Data excerpts:

________________

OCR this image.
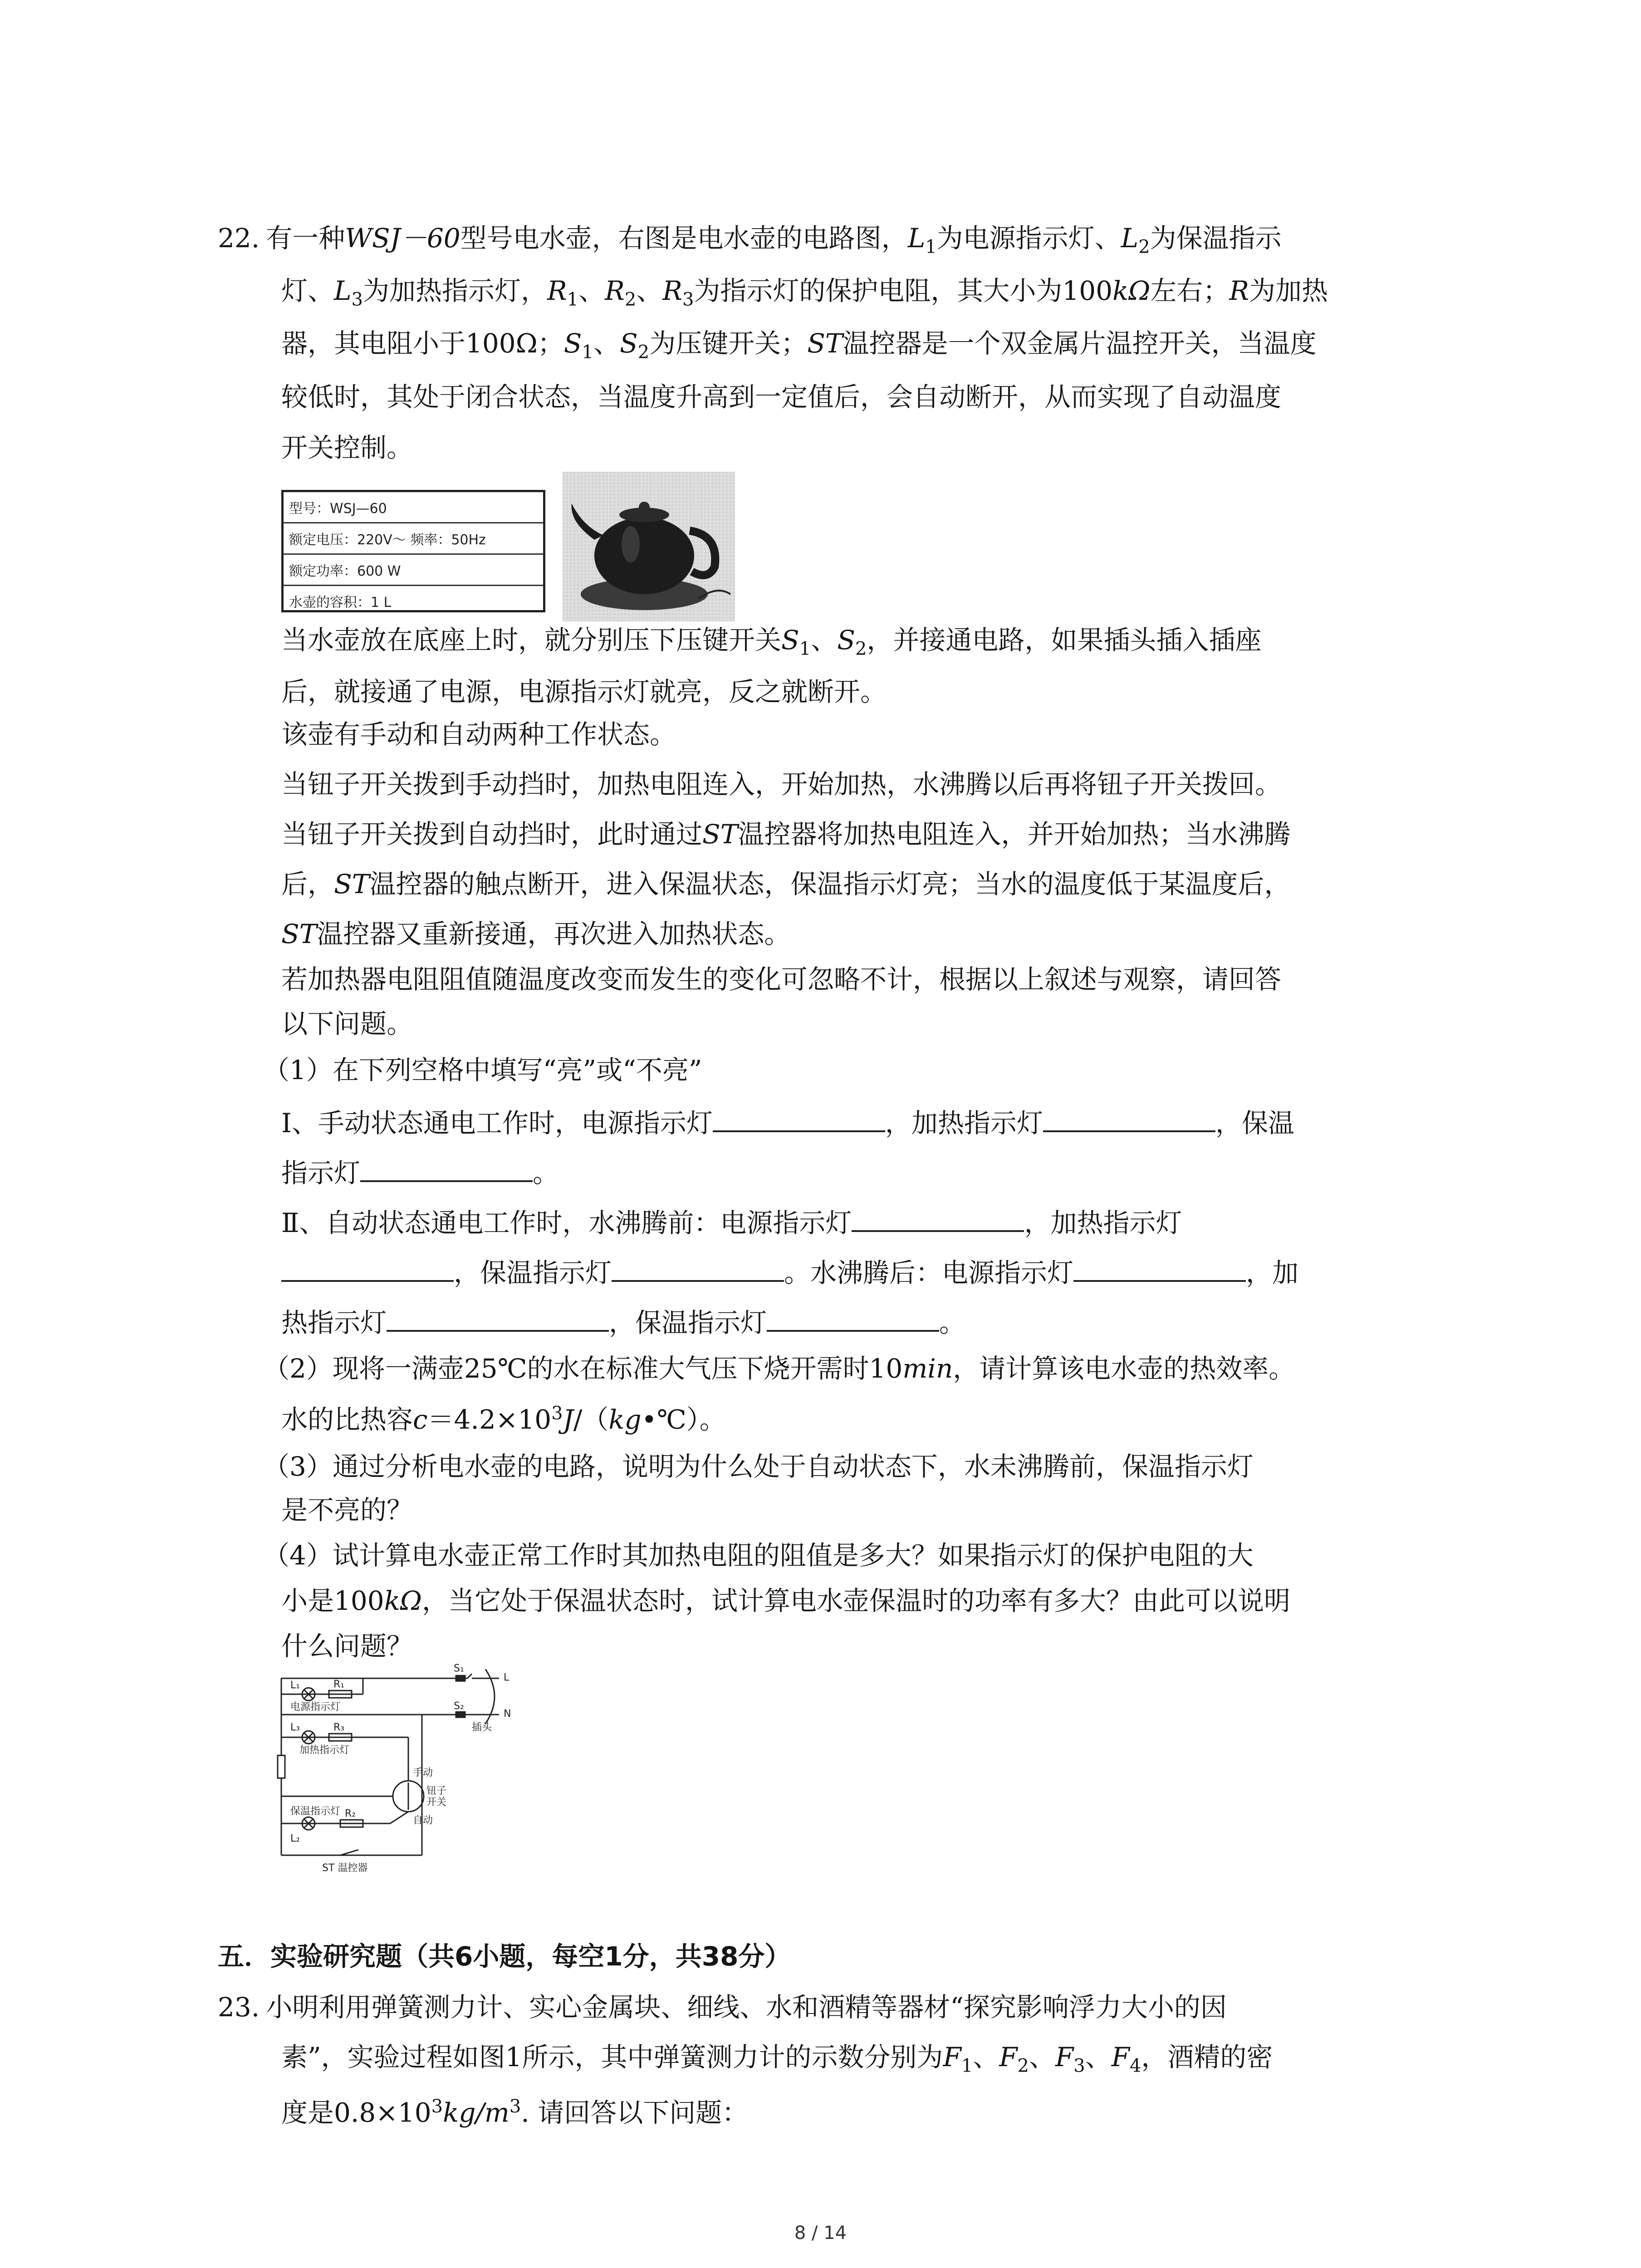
22. 有一种WSJ－60型号电水壶，右图是电水壶的电路图，$L_1$为电源指示灯、$L_2$为保温指示
灯、$L_3$为加热指示灯，$R_1$、$R_2$、$R_3$为指示灯的保护电阻，其大小为100kΩ左右；R为加热
器，其电阻小于100Ω；$S_1$、$S_2$为压键开关；ST温控器是一个双金属片温控开关，当温度
较低时，其处于闭合状态，当温度升高到一定值后，会自动断开，从而实现了自动温度
开关控制。
型号：WSJ—60
额定电压：220V～ 频率：50Hz
额定功率：600 W
水壶的容积：1 L
当水壶放在底座上时，就分别压下压键开关$S_1$、$S_2$，并接通电路，如果插头插入插座
后，就接通了电源，电源指示灯就亮，反之就断开。
该壶有手动和自动两种工作状态。
当钮子开关拨到手动挡时，加热电阻连入，开始加热，水沸腾以后再将钮子开关拨回。
当钮子开关拨到自动挡时，此时通过ST温控器将加热电阻连入，并开始加热；当水沸腾
后，ST温控器的触点断开，进入保温状态，保温指示灯亮；当水的温度低于某温度后，
ST温控器又重新接通，再次进入加热状态。
若加热器电阻阻值随温度改变而发生的变化可忽略不计，根据以上叙述与观察，请回答
以下问题。
（1）在下列空格中填写“亮”或“不亮”
Ⅰ、手动状态通电工作时，电源指示灯	，加热指示灯	，保温
指示灯	。
Ⅱ、自动状态通电工作时，水沸腾前：电源指示灯	，加热指示灯
，保温指示灯	。水沸腾后：电源指示灯	，加
热指示灯	，保温指示灯	。
（2）现将一满壶25℃的水在标准大气压下烧开需时10min，请计算该电水壶的热效率。
水的比热容$c=4.2\times 10^3J/(kg•℃)$。
（3）通过分析电水壶的电路，说明为什么处于自动状态下，水未沸腾前，保温指示灯
是不亮的？
（4）试计算电水壶正常工作时其加热电阻的阻值是多大？如果指示灯的保护电阻的大
小是100kΩ，当它处于保温状态时，试计算电水壶保温时的功率有多大？由此可以说明
什么问题？
L₁	R₁
电源指示灯
L₃	R₃
加热指示灯
保温指示灯 R₂
L₂
S₁
S₂
插头
L
N
手动
钮子
开关
自动
ST 温控器
五．实验研究题（共6小题，每空1分，共38分）
23. 小明利用弹簧测力计、实心金属块、细线、水和酒精等器材“探究影响浮力大小的因
素”，实验过程如图1所示，其中弹簧测力计的示数分别为$F_1$、$F_2$、$F_3$、$F_4$，酒精的密
度是$0.8\times 10^3kg/m^3$. 请回答以下问题：
8 / 14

________________

WHAT TO PRODUCE: Gather each line in the data that holds the string "times".

SOLVED EXERCISE:
水的比热容$c=4.2\times 10^3J/(kg•℃)$。
度是$0.8\times 10^3kg/m^3$. 请回答以下问题：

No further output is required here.